▼
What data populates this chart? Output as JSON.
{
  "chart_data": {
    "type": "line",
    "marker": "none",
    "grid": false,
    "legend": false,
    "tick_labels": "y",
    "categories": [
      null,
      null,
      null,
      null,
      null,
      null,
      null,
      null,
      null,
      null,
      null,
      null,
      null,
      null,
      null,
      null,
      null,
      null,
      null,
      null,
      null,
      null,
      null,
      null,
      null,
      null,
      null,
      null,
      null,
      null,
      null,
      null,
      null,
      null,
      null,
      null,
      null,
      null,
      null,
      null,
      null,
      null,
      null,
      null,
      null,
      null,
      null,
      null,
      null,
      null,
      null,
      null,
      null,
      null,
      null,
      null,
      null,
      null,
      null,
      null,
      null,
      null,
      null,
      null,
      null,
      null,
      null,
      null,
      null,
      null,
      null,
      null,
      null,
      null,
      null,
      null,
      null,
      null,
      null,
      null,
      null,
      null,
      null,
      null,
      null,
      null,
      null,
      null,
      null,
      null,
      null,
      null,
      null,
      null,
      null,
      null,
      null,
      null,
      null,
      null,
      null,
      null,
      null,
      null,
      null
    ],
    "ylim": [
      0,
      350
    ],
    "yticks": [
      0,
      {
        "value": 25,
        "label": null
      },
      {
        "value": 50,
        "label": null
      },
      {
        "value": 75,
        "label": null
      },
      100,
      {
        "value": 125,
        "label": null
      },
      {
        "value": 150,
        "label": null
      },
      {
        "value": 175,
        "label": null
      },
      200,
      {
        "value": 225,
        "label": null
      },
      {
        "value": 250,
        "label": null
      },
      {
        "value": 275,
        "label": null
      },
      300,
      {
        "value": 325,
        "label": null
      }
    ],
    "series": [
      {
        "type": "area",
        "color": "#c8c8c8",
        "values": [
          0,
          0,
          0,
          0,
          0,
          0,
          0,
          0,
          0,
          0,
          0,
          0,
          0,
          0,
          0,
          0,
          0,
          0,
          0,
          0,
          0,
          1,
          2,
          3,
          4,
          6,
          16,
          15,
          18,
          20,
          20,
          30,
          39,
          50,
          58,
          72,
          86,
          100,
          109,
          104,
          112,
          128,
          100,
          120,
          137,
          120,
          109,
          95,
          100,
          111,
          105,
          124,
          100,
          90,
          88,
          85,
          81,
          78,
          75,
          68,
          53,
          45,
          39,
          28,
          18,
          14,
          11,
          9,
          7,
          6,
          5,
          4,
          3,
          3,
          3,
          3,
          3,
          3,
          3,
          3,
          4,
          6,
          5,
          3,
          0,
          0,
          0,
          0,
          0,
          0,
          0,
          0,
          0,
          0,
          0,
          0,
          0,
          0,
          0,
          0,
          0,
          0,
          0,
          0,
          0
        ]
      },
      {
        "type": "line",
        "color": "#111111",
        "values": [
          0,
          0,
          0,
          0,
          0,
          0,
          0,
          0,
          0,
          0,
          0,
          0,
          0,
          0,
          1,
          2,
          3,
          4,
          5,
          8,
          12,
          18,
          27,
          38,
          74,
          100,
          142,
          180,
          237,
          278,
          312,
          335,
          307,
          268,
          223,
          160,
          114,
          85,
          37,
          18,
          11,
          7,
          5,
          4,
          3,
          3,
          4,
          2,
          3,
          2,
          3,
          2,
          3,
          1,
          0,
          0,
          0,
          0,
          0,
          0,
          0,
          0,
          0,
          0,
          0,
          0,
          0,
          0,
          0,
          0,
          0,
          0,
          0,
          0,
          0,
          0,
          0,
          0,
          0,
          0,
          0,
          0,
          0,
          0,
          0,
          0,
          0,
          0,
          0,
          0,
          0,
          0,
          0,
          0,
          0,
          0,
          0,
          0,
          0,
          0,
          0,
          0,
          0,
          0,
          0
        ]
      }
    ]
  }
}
▲
**Problem details:** Return all of the data word for word.

**Full answer:**
What data populates this chart? Output as JSON.
{
  "chart_data": {
    "type": "line",
    "marker": "none",
    "grid": false,
    "legend": false,
    "tick_labels": "y",
    "categories": [
      null,
      null,
      null,
      null,
      null,
      null,
      null,
      null,
      null,
      null,
      null,
      null,
      null,
      null,
      null,
      null,
      null,
      null,
      null,
      null,
      null,
      null,
      null,
      null,
      null,
      null,
      null,
      null,
      null,
      null,
      null,
      null,
      null,
      null,
      null,
      null,
      null,
      null,
      null,
      null,
      null,
      null,
      null,
      null,
      null,
      null,
      null,
      null,
      null,
      null,
      null,
      null,
      null,
      null,
      null,
      null,
      null,
      null,
      null,
      null,
      null,
      null,
      null,
      null,
      null,
      null,
      null,
      null,
      null,
      null,
      null,
      null,
      null,
      null,
      null,
      null,
      null,
      null,
      null,
      null,
      null,
      null,
      null,
      null,
      null,
      null,
      null,
      null,
      null,
      null,
      null,
      null,
      null,
      null,
      null,
      null,
      null,
      null,
      null,
      null,
      null,
      null,
      null,
      null,
      null
    ],
    "ylim": [
      0,
      350
    ],
    "yticks": [
      0,
      {
        "value": 25,
        "label": null
      },
      {
        "value": 50,
        "label": null
      },
      {
        "value": 75,
        "label": null
      },
      100,
      {
        "value": 125,
        "label": null
      },
      {
        "value": 150,
        "label": null
      },
      {
        "value": 175,
        "label": null
      },
      200,
      {
        "value": 225,
        "label": null
      },
      {
        "value": 250,
        "label": null
      },
      {
        "value": 275,
        "label": null
      },
      300,
      {
        "value": 325,
        "label": null
      }
    ],
    "series": [
      {
        "type": "area",
        "color": "#c8c8c8",
        "values": [
          0,
          0,
          0,
          0,
          0,
          0,
          0,
          0,
          0,
          0,
          0,
          0,
          0,
          0,
          0,
          0,
          0,
          0,
          0,
          0,
          0,
          1,
          2,
          3,
          4,
          6,
          16,
          15,
          18,
          20,
          20,
          30,
          39,
          50,
          58,
          72,
          86,
          100,
          109,
          104,
          112,
          128,
          100,
          120,
          137,
          120,
          109,
          95,
          100,
          111,
          105,
          124,
          100,
          90,
          88,
          85,
          81,
          78,
          75,
          68,
          53,
          45,
          39,
          28,
          18,
          14,
          11,
          9,
          7,
          6,
          5,
          4,
          3,
          3,
          3,
          3,
          3,
          3,
          3,
          3,
          4,
          6,
          5,
          3,
          0,
          0,
          0,
          0,
          0,
          0,
          0,
          0,
          0,
          0,
          0,
          0,
          0,
          0,
          0,
          0,
          0,
          0,
          0,
          0,
          0
        ]
      },
      {
        "type": "line",
        "color": "#111111",
        "values": [
          0,
          0,
          0,
          0,
          0,
          0,
          0,
          0,
          0,
          0,
          0,
          0,
          0,
          0,
          1,
          2,
          3,
          4,
          5,
          8,
          12,
          18,
          27,
          38,
          74,
          100,
          142,
          180,
          237,
          278,
          312,
          335,
          307,
          268,
          223,
          160,
          114,
          85,
          37,
          18,
          11,
          7,
          5,
          4,
          3,
          3,
          4,
          2,
          3,
          2,
          3,
          2,
          3,
          1,
          0,
          0,
          0,
          0,
          0,
          0,
          0,
          0,
          0,
          0,
          0,
          0,
          0,
          0,
          0,
          0,
          0,
          0,
          0,
          0,
          0,
          0,
          0,
          0,
          0,
          0,
          0,
          0,
          0,
          0,
          0,
          0,
          0,
          0,
          0,
          0,
          0,
          0,
          0,
          0,
          0,
          0,
          0,
          0,
          0,
          0,
          0,
          0,
          0,
          0,
          0
        ]
      }
    ]
  }
}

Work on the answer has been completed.